WHAT IS NEEDED: Count every line that has the word "screenshot". Give the number, without anything more.

RECORDS FOR THIS EXERCISE:
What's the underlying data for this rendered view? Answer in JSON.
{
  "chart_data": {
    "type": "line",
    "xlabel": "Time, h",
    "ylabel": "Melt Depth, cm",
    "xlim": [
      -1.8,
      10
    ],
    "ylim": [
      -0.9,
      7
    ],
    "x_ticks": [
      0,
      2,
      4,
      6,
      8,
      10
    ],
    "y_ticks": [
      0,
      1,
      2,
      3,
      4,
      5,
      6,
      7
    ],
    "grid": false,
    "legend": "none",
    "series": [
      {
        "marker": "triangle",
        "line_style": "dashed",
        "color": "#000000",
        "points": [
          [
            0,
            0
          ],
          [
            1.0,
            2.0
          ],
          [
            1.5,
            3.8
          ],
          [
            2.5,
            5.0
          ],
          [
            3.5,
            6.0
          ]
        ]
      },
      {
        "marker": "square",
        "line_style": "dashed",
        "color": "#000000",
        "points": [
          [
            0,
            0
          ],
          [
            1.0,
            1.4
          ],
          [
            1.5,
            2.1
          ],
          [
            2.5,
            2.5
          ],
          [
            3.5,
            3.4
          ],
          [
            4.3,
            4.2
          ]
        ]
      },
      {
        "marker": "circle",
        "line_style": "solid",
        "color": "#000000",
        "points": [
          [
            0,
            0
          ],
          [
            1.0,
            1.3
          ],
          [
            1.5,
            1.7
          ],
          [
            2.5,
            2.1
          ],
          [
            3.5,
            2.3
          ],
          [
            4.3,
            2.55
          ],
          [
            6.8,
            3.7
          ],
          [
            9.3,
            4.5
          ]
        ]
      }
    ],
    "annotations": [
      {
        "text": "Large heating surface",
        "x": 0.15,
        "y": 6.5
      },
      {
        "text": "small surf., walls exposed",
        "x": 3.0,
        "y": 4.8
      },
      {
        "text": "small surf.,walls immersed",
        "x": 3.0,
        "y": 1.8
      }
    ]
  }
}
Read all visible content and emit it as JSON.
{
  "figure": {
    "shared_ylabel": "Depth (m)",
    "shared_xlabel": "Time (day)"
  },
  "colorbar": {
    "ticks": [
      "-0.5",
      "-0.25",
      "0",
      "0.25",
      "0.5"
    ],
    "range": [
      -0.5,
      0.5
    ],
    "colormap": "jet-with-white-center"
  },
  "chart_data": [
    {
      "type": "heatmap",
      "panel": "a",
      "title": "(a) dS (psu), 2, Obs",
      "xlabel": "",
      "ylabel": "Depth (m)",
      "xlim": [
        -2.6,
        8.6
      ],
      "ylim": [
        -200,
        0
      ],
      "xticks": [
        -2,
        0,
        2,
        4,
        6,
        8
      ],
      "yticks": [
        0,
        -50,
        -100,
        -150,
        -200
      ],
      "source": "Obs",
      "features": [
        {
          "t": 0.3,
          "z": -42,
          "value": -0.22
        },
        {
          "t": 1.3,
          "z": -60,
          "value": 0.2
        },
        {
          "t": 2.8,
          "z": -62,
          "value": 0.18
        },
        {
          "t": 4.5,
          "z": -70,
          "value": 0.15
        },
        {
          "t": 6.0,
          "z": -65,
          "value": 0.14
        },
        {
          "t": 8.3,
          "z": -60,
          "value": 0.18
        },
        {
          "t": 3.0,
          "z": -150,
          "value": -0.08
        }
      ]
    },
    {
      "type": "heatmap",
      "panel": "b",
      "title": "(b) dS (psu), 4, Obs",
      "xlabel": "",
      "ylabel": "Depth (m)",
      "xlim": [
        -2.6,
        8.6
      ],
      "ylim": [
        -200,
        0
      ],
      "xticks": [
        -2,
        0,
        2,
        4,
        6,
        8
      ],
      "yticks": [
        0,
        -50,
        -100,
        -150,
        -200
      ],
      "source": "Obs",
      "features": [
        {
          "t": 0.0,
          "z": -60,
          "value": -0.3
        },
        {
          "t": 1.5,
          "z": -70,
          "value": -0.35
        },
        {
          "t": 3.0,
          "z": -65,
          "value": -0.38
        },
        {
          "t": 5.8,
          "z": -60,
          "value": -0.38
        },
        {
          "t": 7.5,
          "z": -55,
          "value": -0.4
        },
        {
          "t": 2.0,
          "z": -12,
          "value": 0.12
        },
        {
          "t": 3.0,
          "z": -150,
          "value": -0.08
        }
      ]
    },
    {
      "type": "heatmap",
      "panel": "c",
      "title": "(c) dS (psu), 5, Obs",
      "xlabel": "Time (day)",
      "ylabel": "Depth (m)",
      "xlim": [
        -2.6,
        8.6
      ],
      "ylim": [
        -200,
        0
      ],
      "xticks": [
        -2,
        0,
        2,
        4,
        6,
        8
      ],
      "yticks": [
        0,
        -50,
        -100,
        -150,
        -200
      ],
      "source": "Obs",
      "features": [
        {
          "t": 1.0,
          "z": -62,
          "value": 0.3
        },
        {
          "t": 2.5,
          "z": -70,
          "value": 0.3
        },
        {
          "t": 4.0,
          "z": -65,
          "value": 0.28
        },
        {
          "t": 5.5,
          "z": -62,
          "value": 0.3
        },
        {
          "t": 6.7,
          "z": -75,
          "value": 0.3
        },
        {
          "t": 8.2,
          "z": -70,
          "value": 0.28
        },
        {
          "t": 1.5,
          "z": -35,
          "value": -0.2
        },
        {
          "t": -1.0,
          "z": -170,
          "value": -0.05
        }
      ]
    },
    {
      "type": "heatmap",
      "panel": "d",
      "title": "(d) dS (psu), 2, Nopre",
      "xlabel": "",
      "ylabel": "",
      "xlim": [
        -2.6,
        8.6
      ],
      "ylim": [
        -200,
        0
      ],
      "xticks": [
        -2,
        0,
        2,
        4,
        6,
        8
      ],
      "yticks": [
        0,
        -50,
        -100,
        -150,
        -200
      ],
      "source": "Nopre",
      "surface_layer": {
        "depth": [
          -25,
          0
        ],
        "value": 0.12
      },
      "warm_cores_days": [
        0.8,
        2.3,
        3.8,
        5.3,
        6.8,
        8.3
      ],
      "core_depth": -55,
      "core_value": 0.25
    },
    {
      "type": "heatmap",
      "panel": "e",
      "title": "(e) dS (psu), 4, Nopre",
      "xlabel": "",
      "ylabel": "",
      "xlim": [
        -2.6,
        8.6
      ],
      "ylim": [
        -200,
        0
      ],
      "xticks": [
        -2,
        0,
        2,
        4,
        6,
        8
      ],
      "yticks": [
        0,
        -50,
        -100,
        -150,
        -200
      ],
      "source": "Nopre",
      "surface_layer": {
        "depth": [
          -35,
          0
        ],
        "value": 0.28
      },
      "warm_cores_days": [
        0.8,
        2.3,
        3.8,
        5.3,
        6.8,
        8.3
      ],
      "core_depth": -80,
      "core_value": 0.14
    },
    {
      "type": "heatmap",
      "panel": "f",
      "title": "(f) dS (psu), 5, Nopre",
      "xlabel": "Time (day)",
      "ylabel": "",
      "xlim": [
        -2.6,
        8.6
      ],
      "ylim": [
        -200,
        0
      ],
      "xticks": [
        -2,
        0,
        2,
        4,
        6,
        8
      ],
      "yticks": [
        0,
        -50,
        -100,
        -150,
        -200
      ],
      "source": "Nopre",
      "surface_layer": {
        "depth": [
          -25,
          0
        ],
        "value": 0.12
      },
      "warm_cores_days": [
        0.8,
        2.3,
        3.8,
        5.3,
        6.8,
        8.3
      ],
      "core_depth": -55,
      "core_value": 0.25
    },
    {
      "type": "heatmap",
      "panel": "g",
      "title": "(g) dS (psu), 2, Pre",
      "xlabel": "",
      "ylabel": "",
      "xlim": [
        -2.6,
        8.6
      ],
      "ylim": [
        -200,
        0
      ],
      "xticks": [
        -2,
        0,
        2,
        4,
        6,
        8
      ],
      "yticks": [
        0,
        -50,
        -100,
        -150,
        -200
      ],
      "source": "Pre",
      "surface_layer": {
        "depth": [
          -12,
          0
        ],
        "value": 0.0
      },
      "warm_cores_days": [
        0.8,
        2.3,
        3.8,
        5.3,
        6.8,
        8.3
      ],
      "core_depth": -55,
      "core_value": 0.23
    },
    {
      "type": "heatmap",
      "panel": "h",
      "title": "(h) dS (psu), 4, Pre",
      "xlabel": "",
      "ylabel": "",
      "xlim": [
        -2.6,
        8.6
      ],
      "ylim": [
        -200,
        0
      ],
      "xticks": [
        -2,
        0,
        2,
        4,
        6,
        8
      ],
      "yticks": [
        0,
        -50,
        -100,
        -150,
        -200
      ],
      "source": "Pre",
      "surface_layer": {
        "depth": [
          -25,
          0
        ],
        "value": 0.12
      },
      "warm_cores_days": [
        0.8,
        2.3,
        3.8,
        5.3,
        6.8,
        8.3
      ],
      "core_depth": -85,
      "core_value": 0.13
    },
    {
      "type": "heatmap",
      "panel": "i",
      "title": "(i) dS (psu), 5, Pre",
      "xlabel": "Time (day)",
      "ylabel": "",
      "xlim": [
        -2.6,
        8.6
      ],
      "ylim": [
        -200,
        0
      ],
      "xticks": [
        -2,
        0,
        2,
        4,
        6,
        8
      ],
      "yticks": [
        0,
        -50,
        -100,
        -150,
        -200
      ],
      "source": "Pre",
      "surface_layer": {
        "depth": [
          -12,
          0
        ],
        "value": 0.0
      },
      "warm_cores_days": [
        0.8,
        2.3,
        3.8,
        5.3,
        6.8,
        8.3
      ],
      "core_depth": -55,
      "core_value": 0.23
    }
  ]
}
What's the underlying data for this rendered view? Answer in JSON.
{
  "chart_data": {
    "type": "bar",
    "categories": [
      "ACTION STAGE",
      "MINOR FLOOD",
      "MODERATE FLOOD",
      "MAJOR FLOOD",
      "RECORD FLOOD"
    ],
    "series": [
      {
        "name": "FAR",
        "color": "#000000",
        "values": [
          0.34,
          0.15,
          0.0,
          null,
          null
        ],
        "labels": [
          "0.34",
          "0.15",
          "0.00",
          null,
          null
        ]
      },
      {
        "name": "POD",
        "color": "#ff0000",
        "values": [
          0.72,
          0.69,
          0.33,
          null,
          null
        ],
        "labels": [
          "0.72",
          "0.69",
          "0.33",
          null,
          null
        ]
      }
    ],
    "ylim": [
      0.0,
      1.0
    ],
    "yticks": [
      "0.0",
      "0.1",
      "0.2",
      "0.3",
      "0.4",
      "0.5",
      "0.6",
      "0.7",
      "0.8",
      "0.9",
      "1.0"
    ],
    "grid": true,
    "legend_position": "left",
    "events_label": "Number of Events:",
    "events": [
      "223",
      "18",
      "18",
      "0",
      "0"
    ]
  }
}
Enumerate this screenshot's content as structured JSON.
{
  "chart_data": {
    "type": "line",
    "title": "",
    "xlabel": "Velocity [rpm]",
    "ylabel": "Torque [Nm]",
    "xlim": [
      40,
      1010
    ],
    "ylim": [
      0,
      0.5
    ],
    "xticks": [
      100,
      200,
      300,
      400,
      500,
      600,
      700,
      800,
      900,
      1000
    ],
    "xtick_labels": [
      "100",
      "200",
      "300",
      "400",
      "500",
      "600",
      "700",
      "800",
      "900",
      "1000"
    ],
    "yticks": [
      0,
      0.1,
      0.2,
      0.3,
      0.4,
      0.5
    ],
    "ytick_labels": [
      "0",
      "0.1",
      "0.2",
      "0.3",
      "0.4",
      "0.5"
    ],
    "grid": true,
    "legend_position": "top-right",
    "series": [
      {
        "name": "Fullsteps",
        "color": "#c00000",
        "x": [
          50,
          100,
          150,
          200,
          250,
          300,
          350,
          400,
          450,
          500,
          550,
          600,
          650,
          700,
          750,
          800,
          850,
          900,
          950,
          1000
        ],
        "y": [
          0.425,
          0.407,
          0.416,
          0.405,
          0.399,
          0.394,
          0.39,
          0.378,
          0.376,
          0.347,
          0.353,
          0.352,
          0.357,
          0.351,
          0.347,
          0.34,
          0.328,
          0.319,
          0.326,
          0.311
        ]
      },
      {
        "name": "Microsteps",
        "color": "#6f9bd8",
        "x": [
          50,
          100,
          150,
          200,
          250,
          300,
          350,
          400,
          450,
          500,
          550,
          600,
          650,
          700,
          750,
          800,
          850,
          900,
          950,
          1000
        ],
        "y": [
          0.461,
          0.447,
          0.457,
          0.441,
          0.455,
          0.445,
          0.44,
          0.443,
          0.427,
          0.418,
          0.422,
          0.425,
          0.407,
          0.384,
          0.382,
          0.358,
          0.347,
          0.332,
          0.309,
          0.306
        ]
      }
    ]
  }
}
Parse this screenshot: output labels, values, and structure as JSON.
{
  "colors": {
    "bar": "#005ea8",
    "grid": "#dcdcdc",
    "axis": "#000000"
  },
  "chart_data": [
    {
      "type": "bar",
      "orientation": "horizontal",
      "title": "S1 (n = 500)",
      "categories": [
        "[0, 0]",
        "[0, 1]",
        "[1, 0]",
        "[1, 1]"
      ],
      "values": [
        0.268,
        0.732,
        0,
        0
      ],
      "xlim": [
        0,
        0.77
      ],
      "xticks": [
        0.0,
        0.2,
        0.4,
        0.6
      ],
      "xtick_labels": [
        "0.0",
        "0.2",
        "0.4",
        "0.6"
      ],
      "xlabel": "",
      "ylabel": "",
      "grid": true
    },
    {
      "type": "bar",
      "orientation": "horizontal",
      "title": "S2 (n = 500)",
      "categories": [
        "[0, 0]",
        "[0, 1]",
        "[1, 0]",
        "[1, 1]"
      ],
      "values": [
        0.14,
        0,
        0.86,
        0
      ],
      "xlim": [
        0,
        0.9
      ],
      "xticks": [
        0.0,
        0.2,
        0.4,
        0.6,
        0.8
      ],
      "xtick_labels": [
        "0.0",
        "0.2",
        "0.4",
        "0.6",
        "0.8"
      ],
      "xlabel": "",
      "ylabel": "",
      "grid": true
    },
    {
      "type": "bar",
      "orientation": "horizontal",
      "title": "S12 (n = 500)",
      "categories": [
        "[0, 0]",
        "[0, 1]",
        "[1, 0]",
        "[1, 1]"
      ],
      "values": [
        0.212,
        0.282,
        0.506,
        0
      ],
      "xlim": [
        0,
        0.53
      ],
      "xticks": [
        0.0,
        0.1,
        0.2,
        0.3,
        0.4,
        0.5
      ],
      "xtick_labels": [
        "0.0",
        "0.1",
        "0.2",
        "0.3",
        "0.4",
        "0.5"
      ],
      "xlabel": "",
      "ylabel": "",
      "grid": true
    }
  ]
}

SOLUTION: 2